[Data items]
════════════════
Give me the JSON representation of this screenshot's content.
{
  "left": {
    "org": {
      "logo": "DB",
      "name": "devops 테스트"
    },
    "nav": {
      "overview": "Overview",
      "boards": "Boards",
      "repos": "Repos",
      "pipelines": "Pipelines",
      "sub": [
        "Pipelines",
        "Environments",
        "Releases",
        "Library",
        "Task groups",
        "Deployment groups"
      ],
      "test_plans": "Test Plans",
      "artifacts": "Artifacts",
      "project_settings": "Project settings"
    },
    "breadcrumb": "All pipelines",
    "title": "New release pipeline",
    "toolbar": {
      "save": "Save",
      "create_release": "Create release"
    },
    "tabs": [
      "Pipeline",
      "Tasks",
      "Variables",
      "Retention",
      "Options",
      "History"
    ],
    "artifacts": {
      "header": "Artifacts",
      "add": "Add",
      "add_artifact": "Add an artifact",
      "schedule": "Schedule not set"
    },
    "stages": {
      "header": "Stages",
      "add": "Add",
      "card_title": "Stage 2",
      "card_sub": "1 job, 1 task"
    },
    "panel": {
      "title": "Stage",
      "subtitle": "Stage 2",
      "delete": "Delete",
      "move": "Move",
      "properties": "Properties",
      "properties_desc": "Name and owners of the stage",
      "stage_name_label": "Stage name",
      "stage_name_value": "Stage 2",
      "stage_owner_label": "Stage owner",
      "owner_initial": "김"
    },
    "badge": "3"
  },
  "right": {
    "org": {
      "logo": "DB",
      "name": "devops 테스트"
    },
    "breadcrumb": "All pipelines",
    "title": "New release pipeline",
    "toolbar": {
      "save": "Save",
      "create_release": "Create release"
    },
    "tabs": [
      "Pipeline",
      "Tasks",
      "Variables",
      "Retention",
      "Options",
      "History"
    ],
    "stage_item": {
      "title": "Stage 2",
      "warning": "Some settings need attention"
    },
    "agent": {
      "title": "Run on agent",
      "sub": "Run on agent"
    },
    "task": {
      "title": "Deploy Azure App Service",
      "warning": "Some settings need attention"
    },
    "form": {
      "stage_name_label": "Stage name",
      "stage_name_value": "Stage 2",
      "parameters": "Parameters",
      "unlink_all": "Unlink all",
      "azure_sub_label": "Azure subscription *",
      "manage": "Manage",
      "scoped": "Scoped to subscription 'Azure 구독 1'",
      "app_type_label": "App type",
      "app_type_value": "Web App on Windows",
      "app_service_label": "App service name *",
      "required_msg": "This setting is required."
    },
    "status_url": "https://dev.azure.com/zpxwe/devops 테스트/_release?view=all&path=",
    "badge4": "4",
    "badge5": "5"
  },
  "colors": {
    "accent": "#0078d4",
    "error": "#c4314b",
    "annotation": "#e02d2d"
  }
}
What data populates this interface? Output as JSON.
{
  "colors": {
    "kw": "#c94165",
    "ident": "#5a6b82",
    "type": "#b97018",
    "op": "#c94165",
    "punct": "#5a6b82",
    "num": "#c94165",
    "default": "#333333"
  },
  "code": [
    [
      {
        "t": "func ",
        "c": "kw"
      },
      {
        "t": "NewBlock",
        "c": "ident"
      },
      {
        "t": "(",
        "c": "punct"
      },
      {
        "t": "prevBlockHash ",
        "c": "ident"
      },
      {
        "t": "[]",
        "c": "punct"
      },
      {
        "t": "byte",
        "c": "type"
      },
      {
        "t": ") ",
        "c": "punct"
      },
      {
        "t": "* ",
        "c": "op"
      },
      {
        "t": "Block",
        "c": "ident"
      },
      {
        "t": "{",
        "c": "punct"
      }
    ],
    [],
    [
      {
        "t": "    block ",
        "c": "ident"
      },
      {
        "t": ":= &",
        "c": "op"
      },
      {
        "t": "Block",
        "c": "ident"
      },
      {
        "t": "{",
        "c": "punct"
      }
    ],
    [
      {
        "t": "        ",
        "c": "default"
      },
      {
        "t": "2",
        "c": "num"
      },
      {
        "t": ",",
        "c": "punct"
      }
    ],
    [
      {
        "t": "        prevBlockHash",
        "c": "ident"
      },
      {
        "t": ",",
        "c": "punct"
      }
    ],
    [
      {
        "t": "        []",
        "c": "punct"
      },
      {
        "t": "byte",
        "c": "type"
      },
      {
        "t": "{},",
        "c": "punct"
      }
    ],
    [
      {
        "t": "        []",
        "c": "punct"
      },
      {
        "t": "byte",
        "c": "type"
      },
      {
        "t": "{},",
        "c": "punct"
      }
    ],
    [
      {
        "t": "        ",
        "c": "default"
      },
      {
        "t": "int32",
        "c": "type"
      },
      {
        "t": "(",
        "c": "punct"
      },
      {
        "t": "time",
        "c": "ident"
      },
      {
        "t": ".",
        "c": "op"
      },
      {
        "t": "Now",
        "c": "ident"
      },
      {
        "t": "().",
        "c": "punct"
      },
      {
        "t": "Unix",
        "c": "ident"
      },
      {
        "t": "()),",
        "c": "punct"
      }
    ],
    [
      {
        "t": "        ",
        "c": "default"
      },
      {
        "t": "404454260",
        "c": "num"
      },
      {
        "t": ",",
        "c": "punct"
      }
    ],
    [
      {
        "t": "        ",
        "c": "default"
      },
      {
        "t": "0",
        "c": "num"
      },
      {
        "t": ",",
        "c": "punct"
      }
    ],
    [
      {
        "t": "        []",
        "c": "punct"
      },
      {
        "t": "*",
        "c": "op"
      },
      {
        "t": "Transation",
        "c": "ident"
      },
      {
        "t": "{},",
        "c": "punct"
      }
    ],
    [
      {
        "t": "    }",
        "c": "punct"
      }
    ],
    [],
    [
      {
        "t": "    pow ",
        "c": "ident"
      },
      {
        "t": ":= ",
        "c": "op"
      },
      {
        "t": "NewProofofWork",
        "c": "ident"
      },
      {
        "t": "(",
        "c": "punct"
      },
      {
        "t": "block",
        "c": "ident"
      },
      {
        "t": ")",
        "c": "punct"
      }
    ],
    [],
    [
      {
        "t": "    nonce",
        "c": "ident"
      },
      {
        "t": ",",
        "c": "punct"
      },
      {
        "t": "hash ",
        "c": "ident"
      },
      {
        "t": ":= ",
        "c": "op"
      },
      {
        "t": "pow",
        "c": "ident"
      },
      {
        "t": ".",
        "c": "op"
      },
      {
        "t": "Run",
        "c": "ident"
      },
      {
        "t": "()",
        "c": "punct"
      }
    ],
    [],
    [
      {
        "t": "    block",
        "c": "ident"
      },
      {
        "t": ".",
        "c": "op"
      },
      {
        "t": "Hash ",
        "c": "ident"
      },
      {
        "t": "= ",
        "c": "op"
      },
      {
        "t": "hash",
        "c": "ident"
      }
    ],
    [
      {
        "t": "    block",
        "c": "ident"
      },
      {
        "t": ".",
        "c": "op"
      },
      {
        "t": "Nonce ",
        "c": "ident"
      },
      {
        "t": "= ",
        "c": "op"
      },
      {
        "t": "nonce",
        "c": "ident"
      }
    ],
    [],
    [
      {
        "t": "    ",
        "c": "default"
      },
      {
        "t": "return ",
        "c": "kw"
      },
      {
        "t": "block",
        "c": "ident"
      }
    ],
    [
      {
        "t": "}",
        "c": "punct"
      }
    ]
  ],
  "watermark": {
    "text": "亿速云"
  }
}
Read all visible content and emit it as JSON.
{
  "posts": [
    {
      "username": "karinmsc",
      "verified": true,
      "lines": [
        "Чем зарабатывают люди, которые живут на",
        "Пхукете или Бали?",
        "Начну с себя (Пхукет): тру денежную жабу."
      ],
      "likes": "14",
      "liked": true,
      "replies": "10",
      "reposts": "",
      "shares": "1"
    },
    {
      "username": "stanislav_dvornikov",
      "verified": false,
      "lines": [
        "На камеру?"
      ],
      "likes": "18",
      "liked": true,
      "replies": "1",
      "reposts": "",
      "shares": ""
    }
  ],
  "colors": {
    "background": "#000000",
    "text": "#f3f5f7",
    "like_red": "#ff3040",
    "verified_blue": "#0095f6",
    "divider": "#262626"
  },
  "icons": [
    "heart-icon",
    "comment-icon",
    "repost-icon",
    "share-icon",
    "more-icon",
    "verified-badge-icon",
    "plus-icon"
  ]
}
════════════════
_Prompt_
Exactly reproduce the lines from the one containing "Read all visible content and emit it as JSON." through the end of the records, and only those lines.

_The result_
Read all visible content and emit it as JSON.
{
  "posts": [
    {
      "username": "karinmsc",
      "verified": true,
      "lines": [
        "Чем зарабатывают люди, которые живут на",
        "Пхукете или Бали?",
        "Начну с себя (Пхукет): тру денежную жабу."
      ],
      "likes": "14",
      "liked": true,
      "replies": "10",
      "reposts": "",
      "shares": "1"
    },
    {
      "username": "stanislav_dvornikov",
      "verified": false,
      "lines": [
        "На камеру?"
      ],
      "likes": "18",
      "liked": true,
      "replies": "1",
      "reposts": "",
      "shares": ""
    }
  ],
  "colors": {
    "background": "#000000",
    "text": "#f3f5f7",
    "like_red": "#ff3040",
    "verified_blue": "#0095f6",
    "divider": "#262626"
  },
  "icons": [
    "heart-icon",
    "comment-icon",
    "repost-icon",
    "share-icon",
    "more-icon",
    "verified-badge-icon",
    "plus-icon"
  ]
}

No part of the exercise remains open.